■ JOB:
Find the lines that hold the word "Manager" and return them.

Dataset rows
┌──
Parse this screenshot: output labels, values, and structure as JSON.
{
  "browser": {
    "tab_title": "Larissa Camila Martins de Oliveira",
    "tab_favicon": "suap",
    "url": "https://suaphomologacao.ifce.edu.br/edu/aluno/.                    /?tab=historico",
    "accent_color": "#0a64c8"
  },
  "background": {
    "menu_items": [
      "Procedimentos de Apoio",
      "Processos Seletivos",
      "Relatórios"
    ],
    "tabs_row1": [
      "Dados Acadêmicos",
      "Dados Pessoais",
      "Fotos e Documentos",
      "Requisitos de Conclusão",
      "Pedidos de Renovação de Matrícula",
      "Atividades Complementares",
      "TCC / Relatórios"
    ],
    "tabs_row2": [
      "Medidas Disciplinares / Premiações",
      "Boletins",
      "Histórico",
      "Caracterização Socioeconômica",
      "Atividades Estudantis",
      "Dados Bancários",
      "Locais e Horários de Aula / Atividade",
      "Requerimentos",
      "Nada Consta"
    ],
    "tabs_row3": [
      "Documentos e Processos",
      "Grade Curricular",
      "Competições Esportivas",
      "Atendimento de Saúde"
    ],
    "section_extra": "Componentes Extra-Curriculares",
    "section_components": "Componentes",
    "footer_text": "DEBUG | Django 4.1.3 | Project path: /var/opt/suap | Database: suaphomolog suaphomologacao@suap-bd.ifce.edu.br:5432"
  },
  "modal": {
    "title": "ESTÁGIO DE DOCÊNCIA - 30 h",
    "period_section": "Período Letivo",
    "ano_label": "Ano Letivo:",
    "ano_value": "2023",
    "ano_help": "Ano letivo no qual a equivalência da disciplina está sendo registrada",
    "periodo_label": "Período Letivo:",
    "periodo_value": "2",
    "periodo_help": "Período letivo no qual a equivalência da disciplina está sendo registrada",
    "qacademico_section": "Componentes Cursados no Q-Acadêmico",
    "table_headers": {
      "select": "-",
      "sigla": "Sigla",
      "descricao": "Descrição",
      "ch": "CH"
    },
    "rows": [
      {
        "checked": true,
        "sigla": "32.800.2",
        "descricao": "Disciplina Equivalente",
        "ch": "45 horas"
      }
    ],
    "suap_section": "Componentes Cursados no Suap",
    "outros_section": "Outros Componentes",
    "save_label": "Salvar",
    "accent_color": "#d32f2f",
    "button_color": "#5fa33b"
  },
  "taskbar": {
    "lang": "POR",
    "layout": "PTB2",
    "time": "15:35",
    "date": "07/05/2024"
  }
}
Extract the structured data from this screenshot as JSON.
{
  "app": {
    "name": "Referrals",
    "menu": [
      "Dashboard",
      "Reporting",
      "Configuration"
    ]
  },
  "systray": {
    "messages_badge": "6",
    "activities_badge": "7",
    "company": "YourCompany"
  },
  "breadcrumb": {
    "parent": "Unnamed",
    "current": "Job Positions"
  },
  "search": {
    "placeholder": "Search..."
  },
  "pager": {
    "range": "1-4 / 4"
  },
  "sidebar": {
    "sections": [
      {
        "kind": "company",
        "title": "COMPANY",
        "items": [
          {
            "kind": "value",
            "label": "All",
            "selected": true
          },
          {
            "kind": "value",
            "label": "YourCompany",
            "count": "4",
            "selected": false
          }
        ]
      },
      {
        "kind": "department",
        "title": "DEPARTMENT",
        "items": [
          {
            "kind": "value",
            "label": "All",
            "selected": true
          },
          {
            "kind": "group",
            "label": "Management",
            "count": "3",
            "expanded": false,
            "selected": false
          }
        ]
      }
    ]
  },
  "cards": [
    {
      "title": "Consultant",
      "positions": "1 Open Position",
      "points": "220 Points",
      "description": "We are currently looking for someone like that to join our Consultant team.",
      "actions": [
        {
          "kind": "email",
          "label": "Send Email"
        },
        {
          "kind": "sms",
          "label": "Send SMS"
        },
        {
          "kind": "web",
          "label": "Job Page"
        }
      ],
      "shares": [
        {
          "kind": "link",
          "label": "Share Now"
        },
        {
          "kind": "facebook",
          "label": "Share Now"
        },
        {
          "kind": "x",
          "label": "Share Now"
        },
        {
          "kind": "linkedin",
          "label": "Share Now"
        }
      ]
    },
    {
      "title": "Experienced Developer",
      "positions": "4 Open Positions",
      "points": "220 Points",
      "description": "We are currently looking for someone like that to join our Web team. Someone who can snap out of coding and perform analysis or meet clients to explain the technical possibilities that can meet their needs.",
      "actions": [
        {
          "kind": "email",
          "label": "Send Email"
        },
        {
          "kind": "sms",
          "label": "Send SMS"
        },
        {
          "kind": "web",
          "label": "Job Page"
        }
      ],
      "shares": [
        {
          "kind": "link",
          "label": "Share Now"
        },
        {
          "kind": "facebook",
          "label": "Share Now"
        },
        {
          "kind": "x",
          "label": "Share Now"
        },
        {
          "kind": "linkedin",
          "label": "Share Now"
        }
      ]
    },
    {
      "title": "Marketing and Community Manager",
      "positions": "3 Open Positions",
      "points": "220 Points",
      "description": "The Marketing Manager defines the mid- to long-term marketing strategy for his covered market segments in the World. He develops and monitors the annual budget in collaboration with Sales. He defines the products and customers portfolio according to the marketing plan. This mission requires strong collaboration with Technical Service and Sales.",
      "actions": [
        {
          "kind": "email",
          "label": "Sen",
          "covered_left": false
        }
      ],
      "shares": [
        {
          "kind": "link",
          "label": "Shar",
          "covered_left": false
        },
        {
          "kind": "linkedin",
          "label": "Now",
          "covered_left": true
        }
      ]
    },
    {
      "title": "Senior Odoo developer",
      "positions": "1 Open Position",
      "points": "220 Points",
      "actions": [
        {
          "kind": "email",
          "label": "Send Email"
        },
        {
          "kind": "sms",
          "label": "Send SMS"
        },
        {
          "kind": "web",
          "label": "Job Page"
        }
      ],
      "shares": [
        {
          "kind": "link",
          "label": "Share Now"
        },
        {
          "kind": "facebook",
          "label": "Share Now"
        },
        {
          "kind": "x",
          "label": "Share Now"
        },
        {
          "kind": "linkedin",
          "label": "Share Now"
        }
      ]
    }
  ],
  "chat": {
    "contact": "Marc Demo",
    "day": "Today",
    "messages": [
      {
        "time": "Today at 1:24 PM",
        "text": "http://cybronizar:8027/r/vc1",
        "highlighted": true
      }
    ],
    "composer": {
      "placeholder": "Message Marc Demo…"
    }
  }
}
└──
■ EXERCISE RESPONSE:
      "title": "Marketing and Community Manager",
      "description": "The Marketing Manager defines the mid- to long-term marketing strategy for his covered market segments in the World. He develops and monitors the annual budget in collaboration with Sales. He defines the products and customers portfolio according to the marketing plan. This mission requires strong collaboration with Technical Service and Sales.",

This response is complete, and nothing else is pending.